[Begin]

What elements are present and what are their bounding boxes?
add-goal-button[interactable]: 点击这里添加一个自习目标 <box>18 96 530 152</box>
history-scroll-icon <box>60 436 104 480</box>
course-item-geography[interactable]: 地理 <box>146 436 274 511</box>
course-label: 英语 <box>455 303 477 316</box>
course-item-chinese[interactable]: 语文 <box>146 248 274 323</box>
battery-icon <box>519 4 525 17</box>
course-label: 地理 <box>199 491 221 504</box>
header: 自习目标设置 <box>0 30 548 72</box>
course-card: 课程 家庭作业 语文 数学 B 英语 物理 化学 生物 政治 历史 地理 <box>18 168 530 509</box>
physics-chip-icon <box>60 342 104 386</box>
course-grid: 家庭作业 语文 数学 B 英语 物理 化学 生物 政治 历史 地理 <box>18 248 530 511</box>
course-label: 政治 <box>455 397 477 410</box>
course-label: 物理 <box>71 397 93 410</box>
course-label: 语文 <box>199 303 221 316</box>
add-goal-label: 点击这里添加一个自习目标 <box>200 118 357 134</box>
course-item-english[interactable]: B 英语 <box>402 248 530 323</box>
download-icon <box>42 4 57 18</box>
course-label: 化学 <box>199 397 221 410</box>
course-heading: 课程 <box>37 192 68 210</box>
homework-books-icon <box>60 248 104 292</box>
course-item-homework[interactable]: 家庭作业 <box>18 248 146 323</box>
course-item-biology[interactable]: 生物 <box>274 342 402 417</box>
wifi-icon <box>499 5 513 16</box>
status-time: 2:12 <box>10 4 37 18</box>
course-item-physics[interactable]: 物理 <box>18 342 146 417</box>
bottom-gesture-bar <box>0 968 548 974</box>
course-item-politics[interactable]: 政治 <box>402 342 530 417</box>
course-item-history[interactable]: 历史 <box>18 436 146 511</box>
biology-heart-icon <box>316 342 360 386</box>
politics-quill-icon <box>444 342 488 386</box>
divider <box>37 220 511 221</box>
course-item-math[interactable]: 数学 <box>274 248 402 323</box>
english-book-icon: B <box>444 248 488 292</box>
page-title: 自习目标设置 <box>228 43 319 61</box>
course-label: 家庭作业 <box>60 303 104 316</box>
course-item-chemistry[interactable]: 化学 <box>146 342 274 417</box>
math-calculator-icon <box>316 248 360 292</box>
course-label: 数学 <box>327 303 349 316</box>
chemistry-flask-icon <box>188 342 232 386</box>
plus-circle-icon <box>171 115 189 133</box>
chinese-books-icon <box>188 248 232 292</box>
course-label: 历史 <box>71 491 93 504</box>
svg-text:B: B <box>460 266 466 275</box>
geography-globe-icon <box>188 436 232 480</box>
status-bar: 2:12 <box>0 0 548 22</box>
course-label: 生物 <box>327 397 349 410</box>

[End]

→ **What you are asked to do**
Reproduce the items from the beginning of the records through the line containing "course-item-politics[interactable]: 政治 <box>402", inclusive, substituting "course-name" for each occurrence of "course-label" and leaving all other text unchanged.

→ **Reply to the task**
What elements are present and what are their bounding boxes?
add-goal-button[interactable]: 点击这里添加一个自习目标 <box>18 96 530 152</box>
history-scroll-icon <box>60 436 104 480</box>
course-item-geography[interactable]: 地理 <box>146 436 274 511</box>
course-name: 英语 <box>455 303 477 316</box>
course-item-chinese[interactable]: 语文 <box>146 248 274 323</box>
battery-icon <box>519 4 525 17</box>
course-name: 地理 <box>199 491 221 504</box>
header: 自习目标设置 <box>0 30 548 72</box>
course-card: 课程 家庭作业 语文 数学 B 英语 物理 化学 生物 政治 历史 地理 <box>18 168 530 509</box>
physics-chip-icon <box>60 342 104 386</box>
course-grid: 家庭作业 语文 数学 B 英语 物理 化学 生物 政治 历史 地理 <box>18 248 530 511</box>
course-name: 政治 <box>455 397 477 410</box>
course-name: 物理 <box>71 397 93 410</box>
course-name: 语文 <box>199 303 221 316</box>
add-goal-label: 点击这里添加一个自习目标 <box>200 118 357 134</box>
course-item-english[interactable]: B 英语 <box>402 248 530 323</box>
download-icon <box>42 4 57 18</box>
course-name: 化学 <box>199 397 221 410</box>
course-heading: 课程 <box>37 192 68 210</box>
homework-books-icon <box>60 248 104 292</box>
course-item-homework[interactable]: 家庭作业 <box>18 248 146 323</box>
course-item-biology[interactable]: 生物 <box>274 342 402 417</box>
wifi-icon <box>499 5 513 16</box>
status-time: 2:12 <box>10 4 37 18</box>
course-item-physics[interactable]: 物理 <box>18 342 146 417</box>
bottom-gesture-bar <box>0 968 548 974</box>
course-item-politics[interactable]: 政治 <box>402 342 530 417</box>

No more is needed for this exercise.